Saved data entries:
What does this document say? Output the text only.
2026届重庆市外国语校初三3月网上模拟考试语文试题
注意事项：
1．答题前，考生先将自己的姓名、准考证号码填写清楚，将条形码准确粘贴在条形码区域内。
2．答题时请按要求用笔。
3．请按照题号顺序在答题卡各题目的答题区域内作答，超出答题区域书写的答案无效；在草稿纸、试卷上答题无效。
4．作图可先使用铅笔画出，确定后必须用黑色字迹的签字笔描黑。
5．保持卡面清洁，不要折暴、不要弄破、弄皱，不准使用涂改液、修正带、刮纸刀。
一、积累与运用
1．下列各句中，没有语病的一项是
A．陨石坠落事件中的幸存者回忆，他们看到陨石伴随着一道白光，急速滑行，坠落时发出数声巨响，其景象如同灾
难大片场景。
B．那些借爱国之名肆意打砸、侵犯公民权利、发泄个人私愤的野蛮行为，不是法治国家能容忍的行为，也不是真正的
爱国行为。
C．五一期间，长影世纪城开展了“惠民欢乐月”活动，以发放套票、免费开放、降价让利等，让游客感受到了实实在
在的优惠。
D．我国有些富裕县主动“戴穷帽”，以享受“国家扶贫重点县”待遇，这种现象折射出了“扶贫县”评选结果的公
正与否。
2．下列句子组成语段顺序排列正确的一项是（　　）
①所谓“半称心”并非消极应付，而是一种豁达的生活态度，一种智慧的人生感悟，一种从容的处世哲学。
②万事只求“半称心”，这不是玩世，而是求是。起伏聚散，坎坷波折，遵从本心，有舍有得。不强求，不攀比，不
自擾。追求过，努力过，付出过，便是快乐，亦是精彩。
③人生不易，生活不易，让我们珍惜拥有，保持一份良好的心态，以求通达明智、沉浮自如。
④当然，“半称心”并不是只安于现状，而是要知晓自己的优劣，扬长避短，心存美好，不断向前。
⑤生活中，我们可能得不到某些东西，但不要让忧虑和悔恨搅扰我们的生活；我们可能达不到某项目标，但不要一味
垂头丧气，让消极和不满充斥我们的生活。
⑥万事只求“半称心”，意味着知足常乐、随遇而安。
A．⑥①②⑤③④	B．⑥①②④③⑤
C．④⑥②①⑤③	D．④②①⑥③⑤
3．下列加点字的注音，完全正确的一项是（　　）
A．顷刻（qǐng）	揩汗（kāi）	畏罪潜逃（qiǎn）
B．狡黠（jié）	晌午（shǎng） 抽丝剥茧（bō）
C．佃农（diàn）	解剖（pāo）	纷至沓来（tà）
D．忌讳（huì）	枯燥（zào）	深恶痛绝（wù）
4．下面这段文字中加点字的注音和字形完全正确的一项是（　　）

### [Written exercise]
Return every entry verbatim.

### [Exercise solution]
What does this document say? Output the text only.
2026届重庆市外国语校初三3月网上模拟考试语文试题
注意事项：
1．答题前，考生先将自己的姓名、准考证号码填写清楚，将条形码准确粘贴在条形码区域内。
2．答题时请按要求用笔。
3．请按照题号顺序在答题卡各题目的答题区域内作答，超出答题区域书写的答案无效；在草稿纸、试卷上答题无效。
4．作图可先使用铅笔画出，确定后必须用黑色字迹的签字笔描黑。
5．保持卡面清洁，不要折暴、不要弄破、弄皱，不准使用涂改液、修正带、刮纸刀。
一、积累与运用
1．下列各句中，没有语病的一项是
A．陨石坠落事件中的幸存者回忆，他们看到陨石伴随着一道白光，急速滑行，坠落时发出数声巨响，其景象如同灾
难大片场景。
B．那些借爱国之名肆意打砸、侵犯公民权利、发泄个人私愤的野蛮行为，不是法治国家能容忍的行为，也不是真正的
爱国行为。
C．五一期间，长影世纪城开展了“惠民欢乐月”活动，以发放套票、免费开放、降价让利等，让游客感受到了实实在
在的优惠。
D．我国有些富裕县主动“戴穷帽”，以享受“国家扶贫重点县”待遇，这种现象折射出了“扶贫县”评选结果的公
正与否。
2．下列句子组成语段顺序排列正确的一项是（　　）
①所谓“半称心”并非消极应付，而是一种豁达的生活态度，一种智慧的人生感悟，一种从容的处世哲学。
②万事只求“半称心”，这不是玩世，而是求是。起伏聚散，坎坷波折，遵从本心，有舍有得。不强求，不攀比，不
自擾。追求过，努力过，付出过，便是快乐，亦是精彩。
③人生不易，生活不易，让我们珍惜拥有，保持一份良好的心态，以求通达明智、沉浮自如。
④当然，“半称心”并不是只安于现状，而是要知晓自己的优劣，扬长避短，心存美好，不断向前。
⑤生活中，我们可能得不到某些东西，但不要让忧虑和悔恨搅扰我们的生活；我们可能达不到某项目标，但不要一味
垂头丧气，让消极和不满充斥我们的生活。
⑥万事只求“半称心”，意味着知足常乐、随遇而安。
A．⑥①②⑤③④	B．⑥①②④③⑤
C．④⑥②①⑤③	D．④②①⑥③⑤
3．下列加点字的注音，完全正确的一项是（　　）
A．顷刻（qǐng）	揩汗（kāi）	畏罪潜逃（qiǎn）
B．狡黠（jié）	晌午（shǎng） 抽丝剥茧（bō）
C．佃农（diàn）	解剖（pāo）	纷至沓来（tà）
D．忌讳（huì）	枯燥（zào）	深恶痛绝（wù）
4．下面这段文字中加点字的注音和字形完全正确的一项是（　　）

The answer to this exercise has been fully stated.